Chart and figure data

'''

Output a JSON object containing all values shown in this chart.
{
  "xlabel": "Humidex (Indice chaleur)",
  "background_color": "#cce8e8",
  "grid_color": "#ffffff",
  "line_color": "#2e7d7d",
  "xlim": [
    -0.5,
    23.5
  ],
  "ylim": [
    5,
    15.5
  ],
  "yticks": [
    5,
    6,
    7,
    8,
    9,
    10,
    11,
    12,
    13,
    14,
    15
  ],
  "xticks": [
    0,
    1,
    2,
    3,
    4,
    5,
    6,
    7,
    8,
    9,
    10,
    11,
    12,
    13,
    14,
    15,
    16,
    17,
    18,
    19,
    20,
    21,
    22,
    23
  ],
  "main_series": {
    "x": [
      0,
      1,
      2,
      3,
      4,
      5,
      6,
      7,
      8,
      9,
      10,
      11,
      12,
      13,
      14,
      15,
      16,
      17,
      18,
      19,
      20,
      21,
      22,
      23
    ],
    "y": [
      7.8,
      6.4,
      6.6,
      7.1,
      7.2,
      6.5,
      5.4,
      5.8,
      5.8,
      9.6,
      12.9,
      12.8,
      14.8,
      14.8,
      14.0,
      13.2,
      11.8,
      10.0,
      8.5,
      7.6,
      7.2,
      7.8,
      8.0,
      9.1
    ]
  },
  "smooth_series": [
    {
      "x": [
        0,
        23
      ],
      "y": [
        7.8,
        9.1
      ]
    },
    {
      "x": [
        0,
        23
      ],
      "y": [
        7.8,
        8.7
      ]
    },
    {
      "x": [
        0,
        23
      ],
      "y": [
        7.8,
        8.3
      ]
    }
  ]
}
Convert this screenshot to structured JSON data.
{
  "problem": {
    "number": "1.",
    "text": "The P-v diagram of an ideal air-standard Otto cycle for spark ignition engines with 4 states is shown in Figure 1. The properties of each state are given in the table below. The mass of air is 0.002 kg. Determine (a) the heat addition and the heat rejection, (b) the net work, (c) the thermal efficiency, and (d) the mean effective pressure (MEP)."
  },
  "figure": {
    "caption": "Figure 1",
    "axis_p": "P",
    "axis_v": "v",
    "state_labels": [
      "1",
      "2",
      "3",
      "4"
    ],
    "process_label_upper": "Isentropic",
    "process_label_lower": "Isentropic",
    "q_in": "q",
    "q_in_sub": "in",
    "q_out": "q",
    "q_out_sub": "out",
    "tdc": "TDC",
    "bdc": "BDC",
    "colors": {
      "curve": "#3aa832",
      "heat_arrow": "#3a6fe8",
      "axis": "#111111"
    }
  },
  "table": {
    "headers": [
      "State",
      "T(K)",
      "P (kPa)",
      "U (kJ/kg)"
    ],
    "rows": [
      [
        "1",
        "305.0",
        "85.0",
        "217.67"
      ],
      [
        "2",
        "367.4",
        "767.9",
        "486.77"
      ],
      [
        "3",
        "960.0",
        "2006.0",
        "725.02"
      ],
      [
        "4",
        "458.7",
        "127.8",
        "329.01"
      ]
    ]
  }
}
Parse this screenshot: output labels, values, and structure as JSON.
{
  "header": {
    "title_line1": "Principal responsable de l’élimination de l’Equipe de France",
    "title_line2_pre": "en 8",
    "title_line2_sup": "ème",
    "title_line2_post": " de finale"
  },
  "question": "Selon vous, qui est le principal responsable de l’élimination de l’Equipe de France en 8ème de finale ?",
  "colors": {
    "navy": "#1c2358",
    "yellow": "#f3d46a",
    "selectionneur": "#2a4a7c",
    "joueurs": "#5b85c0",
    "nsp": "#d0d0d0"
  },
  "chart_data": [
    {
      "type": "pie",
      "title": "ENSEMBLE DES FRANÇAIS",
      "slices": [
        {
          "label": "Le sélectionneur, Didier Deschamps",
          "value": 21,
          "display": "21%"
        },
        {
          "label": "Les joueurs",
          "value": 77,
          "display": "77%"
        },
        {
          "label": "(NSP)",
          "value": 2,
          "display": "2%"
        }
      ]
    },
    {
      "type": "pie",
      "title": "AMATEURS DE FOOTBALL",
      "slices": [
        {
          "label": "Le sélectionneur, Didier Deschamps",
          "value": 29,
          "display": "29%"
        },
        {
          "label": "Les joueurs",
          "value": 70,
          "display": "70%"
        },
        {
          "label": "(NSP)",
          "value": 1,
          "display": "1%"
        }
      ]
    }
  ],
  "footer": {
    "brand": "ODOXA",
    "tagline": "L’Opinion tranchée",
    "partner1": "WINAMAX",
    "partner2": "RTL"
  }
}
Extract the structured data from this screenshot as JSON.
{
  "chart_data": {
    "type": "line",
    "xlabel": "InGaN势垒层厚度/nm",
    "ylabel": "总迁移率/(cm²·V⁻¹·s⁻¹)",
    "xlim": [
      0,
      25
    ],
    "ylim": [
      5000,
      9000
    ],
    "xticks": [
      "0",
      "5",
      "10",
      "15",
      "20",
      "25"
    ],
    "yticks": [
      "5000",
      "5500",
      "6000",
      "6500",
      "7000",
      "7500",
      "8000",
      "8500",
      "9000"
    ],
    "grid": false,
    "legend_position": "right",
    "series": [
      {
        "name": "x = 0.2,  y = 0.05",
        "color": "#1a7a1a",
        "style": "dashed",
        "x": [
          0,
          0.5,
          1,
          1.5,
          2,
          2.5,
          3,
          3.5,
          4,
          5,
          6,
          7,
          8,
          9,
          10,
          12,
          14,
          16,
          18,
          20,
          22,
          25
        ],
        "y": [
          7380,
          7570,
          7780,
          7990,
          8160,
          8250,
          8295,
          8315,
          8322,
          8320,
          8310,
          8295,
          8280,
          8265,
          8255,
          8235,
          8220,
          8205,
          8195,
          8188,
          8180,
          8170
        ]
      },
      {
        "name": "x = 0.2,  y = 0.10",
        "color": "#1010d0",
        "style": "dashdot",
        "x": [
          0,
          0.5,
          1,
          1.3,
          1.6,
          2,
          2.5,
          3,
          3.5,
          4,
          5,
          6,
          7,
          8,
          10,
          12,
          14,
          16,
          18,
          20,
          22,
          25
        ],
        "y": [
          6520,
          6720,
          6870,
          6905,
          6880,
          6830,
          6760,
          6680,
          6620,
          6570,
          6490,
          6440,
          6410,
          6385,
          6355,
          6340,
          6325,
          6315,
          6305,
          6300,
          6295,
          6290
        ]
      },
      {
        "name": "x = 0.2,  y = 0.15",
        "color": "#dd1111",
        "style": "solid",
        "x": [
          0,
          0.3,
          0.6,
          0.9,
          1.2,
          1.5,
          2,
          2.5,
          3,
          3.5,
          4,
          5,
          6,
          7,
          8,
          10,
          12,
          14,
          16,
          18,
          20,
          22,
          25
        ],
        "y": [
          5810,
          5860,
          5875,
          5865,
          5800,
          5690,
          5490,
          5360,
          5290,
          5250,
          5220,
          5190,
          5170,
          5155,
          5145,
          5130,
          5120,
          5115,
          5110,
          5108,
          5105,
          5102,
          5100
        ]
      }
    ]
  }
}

'''

* [What is required]
Copy out all lines from the material above that contain the string "shown".

* [Exercise output]
Output a JSON object containing all values shown in this chart.
    "text": "The P-v diagram of an ideal air-standard Otto cycle for spark ignition engines with 4 states is shown in Figure 1. The properties of each state are given in the table below. The mass of air is 0.002 kg. Determine (a) the heat addition and the heat rejection, (b) the net work, (c) the thermal efficiency, and (d) the mean effective pressure (MEP)."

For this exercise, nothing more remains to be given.